[BEGIN DATA PROVIDED]
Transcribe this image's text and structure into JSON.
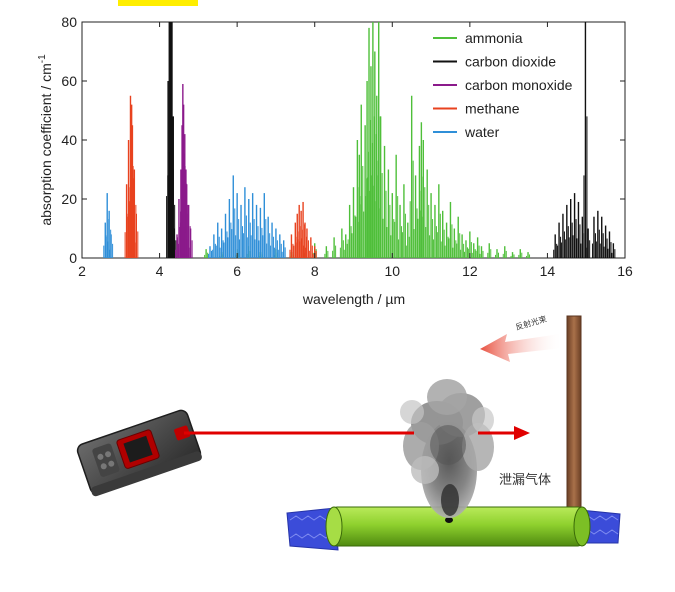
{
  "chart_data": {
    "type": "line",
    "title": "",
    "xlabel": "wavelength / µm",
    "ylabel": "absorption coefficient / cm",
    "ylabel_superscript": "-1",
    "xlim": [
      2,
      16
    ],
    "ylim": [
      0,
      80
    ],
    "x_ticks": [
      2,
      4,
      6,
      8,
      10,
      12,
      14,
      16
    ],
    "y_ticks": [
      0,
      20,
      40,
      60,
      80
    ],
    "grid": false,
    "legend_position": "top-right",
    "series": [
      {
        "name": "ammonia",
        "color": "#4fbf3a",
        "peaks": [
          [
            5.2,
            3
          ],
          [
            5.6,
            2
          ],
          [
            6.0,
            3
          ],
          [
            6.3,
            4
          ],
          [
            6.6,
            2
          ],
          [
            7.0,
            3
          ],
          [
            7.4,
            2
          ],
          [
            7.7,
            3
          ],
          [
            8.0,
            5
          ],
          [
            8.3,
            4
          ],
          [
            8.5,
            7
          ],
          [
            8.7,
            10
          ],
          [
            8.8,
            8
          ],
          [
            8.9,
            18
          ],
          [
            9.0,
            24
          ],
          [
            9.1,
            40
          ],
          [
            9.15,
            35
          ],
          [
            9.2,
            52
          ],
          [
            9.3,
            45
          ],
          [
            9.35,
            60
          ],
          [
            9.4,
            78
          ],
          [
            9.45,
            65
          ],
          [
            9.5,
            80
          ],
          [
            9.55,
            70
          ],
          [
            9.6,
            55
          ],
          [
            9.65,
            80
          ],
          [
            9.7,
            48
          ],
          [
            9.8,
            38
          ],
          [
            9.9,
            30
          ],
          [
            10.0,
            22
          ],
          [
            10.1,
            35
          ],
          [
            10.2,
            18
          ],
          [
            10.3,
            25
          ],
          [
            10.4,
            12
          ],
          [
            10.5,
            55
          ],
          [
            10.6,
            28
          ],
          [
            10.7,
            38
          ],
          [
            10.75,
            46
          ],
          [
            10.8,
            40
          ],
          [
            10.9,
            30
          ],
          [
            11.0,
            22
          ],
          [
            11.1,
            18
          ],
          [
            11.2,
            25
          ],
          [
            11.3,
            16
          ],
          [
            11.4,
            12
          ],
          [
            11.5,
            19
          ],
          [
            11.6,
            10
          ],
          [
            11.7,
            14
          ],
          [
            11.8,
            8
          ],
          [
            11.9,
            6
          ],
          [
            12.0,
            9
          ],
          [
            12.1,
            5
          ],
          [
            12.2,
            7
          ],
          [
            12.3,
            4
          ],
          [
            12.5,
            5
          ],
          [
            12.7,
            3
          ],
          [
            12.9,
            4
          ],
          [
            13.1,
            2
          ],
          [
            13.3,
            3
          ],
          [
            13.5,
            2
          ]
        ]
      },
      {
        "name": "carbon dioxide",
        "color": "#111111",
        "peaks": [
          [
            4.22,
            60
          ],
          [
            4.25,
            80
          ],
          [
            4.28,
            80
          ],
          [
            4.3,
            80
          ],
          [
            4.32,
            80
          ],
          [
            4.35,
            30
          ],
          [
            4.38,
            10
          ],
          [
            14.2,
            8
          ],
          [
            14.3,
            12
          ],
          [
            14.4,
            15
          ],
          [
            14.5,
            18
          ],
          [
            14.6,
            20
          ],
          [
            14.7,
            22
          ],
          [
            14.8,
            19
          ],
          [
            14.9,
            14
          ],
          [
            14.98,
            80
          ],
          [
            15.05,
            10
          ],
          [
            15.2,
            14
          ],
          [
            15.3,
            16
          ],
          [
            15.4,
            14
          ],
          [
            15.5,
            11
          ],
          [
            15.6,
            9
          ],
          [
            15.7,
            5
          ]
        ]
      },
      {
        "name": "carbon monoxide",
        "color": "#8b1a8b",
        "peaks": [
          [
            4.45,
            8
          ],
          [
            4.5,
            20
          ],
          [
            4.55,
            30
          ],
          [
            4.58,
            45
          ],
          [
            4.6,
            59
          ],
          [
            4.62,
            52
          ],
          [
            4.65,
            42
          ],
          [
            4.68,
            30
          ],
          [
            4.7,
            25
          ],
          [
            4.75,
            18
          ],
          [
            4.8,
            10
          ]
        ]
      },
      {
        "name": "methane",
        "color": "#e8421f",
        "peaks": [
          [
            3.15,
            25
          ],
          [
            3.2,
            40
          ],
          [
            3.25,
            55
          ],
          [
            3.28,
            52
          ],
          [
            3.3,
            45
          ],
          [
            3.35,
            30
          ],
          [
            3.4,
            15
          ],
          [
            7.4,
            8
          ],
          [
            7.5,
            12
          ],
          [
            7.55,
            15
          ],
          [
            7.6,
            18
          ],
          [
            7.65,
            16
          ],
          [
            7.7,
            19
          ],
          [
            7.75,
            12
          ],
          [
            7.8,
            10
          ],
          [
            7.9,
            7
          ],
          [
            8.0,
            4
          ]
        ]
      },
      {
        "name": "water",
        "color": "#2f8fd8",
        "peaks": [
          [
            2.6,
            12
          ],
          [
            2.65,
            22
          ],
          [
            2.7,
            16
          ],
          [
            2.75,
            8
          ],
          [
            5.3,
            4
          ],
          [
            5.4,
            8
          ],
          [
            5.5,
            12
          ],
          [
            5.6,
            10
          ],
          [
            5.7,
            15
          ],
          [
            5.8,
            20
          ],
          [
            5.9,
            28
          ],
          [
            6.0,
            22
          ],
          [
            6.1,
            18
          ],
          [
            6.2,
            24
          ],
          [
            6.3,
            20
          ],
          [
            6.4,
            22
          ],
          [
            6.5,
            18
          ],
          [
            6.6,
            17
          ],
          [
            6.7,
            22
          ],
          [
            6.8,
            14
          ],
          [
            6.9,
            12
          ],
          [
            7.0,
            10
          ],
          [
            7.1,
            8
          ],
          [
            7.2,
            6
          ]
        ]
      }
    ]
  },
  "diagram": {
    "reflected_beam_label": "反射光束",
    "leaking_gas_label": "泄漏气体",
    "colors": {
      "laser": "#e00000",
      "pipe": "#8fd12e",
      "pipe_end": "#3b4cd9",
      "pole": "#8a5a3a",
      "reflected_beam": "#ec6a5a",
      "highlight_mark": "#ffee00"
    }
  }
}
[END DATA PROVIDED]
Leaving aside the images, write out the entries above word for word.

Transcribe this image's text and structure into JSON.
{
  "chart_data": {
    "type": "line",
    "title": "",
    "xlabel": "wavelength / µm",
    "ylabel": "absorption coefficient / cm",
    "ylabel_superscript": "-1",
    "xlim": [
      2,
      16
    ],
    "ylim": [
      0,
      80
    ],
    "x_ticks": [
      2,
      4,
      6,
      8,
      10,
      12,
      14,
      16
    ],
    "y_ticks": [
      0,
      20,
      40,
      60,
      80
    ],
    "grid": false,
    "legend_position": "top-right",
    "series": [
      {
        "name": "ammonia",
        "color": "#4fbf3a",
        "peaks": [
          [
            5.2,
            3
          ],
          [
            5.6,
            2
          ],
          [
            6.0,
            3
          ],
          [
            6.3,
            4
          ],
          [
            6.6,
            2
          ],
          [
            7.0,
            3
          ],
          [
            7.4,
            2
          ],
          [
            7.7,
            3
          ],
          [
            8.0,
            5
          ],
          [
            8.3,
            4
          ],
          [
            8.5,
            7
          ],
          [
            8.7,
            10
          ],
          [
            8.8,
            8
          ],
          [
            8.9,
            18
          ],
          [
            9.0,
            24
          ],
          [
            9.1,
            40
          ],
          [
            9.15,
            35
          ],
          [
            9.2,
            52
          ],
          [
            9.3,
            45
          ],
          [
            9.35,
            60
          ],
          [
            9.4,
            78
          ],
          [
            9.45,
            65
          ],
          [
            9.5,
            80
          ],
          [
            9.55,
            70
          ],
          [
            9.6,
            55
          ],
          [
            9.65,
            80
          ],
          [
            9.7,
            48
          ],
          [
            9.8,
            38
          ],
          [
            9.9,
            30
          ],
          [
            10.0,
            22
          ],
          [
            10.1,
            35
          ],
          [
            10.2,
            18
          ],
          [
            10.3,
            25
          ],
          [
            10.4,
            12
          ],
          [
            10.5,
            55
          ],
          [
            10.6,
            28
          ],
          [
            10.7,
            38
          ],
          [
            10.75,
            46
          ],
          [
            10.8,
            40
          ],
          [
            10.9,
            30
          ],
          [
            11.0,
            22
          ],
          [
            11.1,
            18
          ],
          [
            11.2,
            25
          ],
          [
            11.3,
            16
          ],
          [
            11.4,
            12
          ],
          [
            11.5,
            19
          ],
          [
            11.6,
            10
          ],
          [
            11.7,
            14
          ],
          [
            11.8,
            8
          ],
          [
            11.9,
            6
          ],
          [
            12.0,
            9
          ],
          [
            12.1,
            5
          ],
          [
            12.2,
            7
          ],
          [
            12.3,
            4
          ],
          [
            12.5,
            5
          ],
          [
            12.7,
            3
          ],
          [
            12.9,
            4
          ],
          [
            13.1,
            2
          ],
          [
            13.3,
            3
          ],
          [
            13.5,
            2
          ]
        ]
      },
      {
        "name": "carbon dioxide",
        "color": "#111111",
        "peaks": [
          [
            4.22,
            60
          ],
          [
            4.25,
            80
          ],
          [
            4.28,
            80
          ],
          [
            4.3,
            80
          ],
          [
            4.32,
            80
          ],
          [
            4.35,
            30
          ],
          [
            4.38,
            10
          ],
          [
            14.2,
            8
          ],
          [
            14.3,
            12
          ],
          [
            14.4,
            15
          ],
          [
            14.5,
            18
          ],
          [
            14.6,
            20
          ],
          [
            14.7,
            22
          ],
          [
            14.8,
            19
          ],
          [
            14.9,
            14
          ],
          [
            14.98,
            80
          ],
          [
            15.05,
            10
          ],
          [
            15.2,
            14
          ],
          [
            15.3,
            16
          ],
          [
            15.4,
            14
          ],
          [
            15.5,
            11
          ],
          [
            15.6,
            9
          ],
          [
            15.7,
            5
          ]
        ]
      },
      {
        "name": "carbon monoxide",
        "color": "#8b1a8b",
        "peaks": [
          [
            4.45,
            8
          ],
          [
            4.5,
            20
          ],
          [
            4.55,
            30
          ],
          [
            4.58,
            45
          ],
          [
            4.6,
            59
          ],
          [
            4.62,
            52
          ],
          [
            4.65,
            42
          ],
          [
            4.68,
            30
          ],
          [
            4.7,
            25
          ],
          [
            4.75,
            18
          ],
          [
            4.8,
            10
          ]
        ]
      },
      {
        "name": "methane",
        "color": "#e8421f",
        "peaks": [
          [
            3.15,
            25
          ],
          [
            3.2,
            40
          ],
          [
            3.25,
            55
          ],
          [
            3.28,
            52
          ],
          [
            3.3,
            45
          ],
          [
            3.35,
            30
          ],
          [
            3.4,
            15
          ],
          [
            7.4,
            8
          ],
          [
            7.5,
            12
          ],
          [
            7.55,
            15
          ],
          [
            7.6,
            18
          ],
          [
            7.65,
            16
          ],
          [
            7.7,
            19
          ],
          [
            7.75,
            12
          ],
          [
            7.8,
            10
          ],
          [
            7.9,
            7
          ],
          [
            8.0,
            4
          ]
        ]
      },
      {
        "name": "water",
        "color": "#2f8fd8",
        "peaks": [
          [
            2.6,
            12
          ],
          [
            2.65,
            22
          ],
          [
            2.7,
            16
          ],
          [
            2.75,
            8
          ],
          [
            5.3,
            4
          ],
          [
            5.4,
            8
          ],
          [
            5.5,
            12
          ],
          [
            5.6,
            10
          ],
          [
            5.7,
            15
          ],
          [
            5.8,
            20
          ],
          [
            5.9,
            28
          ],
          [
            6.0,
            22
          ],
          [
            6.1,
            18
          ],
          [
            6.2,
            24
          ],
          [
            6.3,
            20
          ],
          [
            6.4,
            22
          ],
          [
            6.5,
            18
          ],
          [
            6.6,
            17
          ],
          [
            6.7,
            22
          ],
          [
            6.8,
            14
          ],
          [
            6.9,
            12
          ],
          [
            7.0,
            10
          ],
          [
            7.1,
            8
          ],
          [
            7.2,
            6
          ]
        ]
      }
    ]
  },
  "diagram": {
    "reflected_beam_label": "反射光束",
    "leaking_gas_label": "泄漏气体",
    "colors": {
      "laser": "#e00000",
      "pipe": "#8fd12e",
      "pipe_end": "#3b4cd9",
      "pole": "#8a5a3a",
      "reflected_beam": "#ec6a5a",
      "highlight_mark": "#ffee00"
    }
  }
}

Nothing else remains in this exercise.